◆ **THE EXERCISE**
Give back the entire listing verbatim.

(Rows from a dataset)
· · · · ·

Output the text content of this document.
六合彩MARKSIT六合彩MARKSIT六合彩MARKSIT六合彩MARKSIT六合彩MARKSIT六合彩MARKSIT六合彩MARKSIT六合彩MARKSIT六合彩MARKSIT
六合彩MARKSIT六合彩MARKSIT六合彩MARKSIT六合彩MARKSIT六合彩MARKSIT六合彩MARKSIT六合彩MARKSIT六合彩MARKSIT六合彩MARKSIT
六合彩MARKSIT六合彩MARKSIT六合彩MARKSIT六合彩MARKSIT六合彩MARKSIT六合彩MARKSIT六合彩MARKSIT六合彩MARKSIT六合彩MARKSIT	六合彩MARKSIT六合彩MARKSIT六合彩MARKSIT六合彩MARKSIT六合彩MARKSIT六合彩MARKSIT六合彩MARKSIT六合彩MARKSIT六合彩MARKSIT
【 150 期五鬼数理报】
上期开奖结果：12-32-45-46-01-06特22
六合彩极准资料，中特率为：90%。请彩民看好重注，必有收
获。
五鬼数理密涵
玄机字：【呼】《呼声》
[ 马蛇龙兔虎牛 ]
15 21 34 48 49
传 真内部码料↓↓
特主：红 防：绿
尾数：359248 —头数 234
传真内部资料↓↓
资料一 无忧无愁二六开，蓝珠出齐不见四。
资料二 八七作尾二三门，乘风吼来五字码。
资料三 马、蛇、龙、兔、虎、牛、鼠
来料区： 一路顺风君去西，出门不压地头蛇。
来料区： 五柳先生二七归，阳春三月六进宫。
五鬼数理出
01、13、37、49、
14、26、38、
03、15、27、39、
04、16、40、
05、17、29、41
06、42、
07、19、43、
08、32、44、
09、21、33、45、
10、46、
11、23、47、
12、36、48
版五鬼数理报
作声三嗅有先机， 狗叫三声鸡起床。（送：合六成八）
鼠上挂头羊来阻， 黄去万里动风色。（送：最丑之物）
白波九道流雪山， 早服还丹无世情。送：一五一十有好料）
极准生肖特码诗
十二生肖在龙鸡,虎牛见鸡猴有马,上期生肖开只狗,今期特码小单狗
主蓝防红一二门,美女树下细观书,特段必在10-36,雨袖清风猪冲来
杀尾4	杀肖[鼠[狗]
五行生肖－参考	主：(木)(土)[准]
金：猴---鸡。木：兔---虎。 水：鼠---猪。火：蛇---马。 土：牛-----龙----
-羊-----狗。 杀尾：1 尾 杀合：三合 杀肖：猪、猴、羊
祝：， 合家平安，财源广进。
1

· · · · ·

◆ **REPLY TO THE TASK**
Output the text content of this document.
六合彩MARKSIT六合彩MARKSIT六合彩MARKSIT六合彩MARKSIT六合彩MARKSIT六合彩MARKSIT六合彩MARKSIT六合彩MARKSIT六合彩MARKSIT
六合彩MARKSIT六合彩MARKSIT六合彩MARKSIT六合彩MARKSIT六合彩MARKSIT六合彩MARKSIT六合彩MARKSIT六合彩MARKSIT六合彩MARKSIT
六合彩MARKSIT六合彩MARKSIT六合彩MARKSIT六合彩MARKSIT六合彩MARKSIT六合彩MARKSIT六合彩MARKSIT六合彩MARKSIT六合彩MARKSIT	六合彩MARKSIT六合彩MARKSIT六合彩MARKSIT六合彩MARKSIT六合彩MARKSIT六合彩MARKSIT六合彩MARKSIT六合彩MARKSIT六合彩MARKSIT
【 150 期五鬼数理报】
上期开奖结果：12-32-45-46-01-06特22
六合彩极准资料，中特率为：90%。请彩民看好重注，必有收
获。
五鬼数理密涵
玄机字：【呼】《呼声》
[ 马蛇龙兔虎牛 ]
15 21 34 48 49
传 真内部码料↓↓
特主：红 防：绿
尾数：359248 —头数 234
传真内部资料↓↓
资料一 无忧无愁二六开，蓝珠出齐不见四。
资料二 八七作尾二三门，乘风吼来五字码。
资料三 马、蛇、龙、兔、虎、牛、鼠
来料区： 一路顺风君去西，出门不压地头蛇。
来料区： 五柳先生二七归，阳春三月六进宫。
五鬼数理出
01、13、37、49、
14、26、38、
03、15、27、39、
04、16、40、
05、17、29、41
06、42、
07、19、43、
08、32、44、
09、21、33、45、
10、46、
11、23、47、
12、36、48
版五鬼数理报
作声三嗅有先机， 狗叫三声鸡起床。（送：合六成八）
鼠上挂头羊来阻， 黄去万里动风色。（送：最丑之物）
白波九道流雪山， 早服还丹无世情。送：一五一十有好料）
极准生肖特码诗
十二生肖在龙鸡,虎牛见鸡猴有马,上期生肖开只狗,今期特码小单狗
主蓝防红一二门,美女树下细观书,特段必在10-36,雨袖清风猪冲来
杀尾4	杀肖[鼠[狗]
五行生肖－参考	主：(木)(土)[准]
金：猴---鸡。木：兔---虎。 水：鼠---猪。火：蛇---马。 土：牛-----龙----
-羊-----狗。 杀尾：1 尾 杀合：三合 杀肖：猪、猴、羊
祝：， 合家平安，财源广进。
1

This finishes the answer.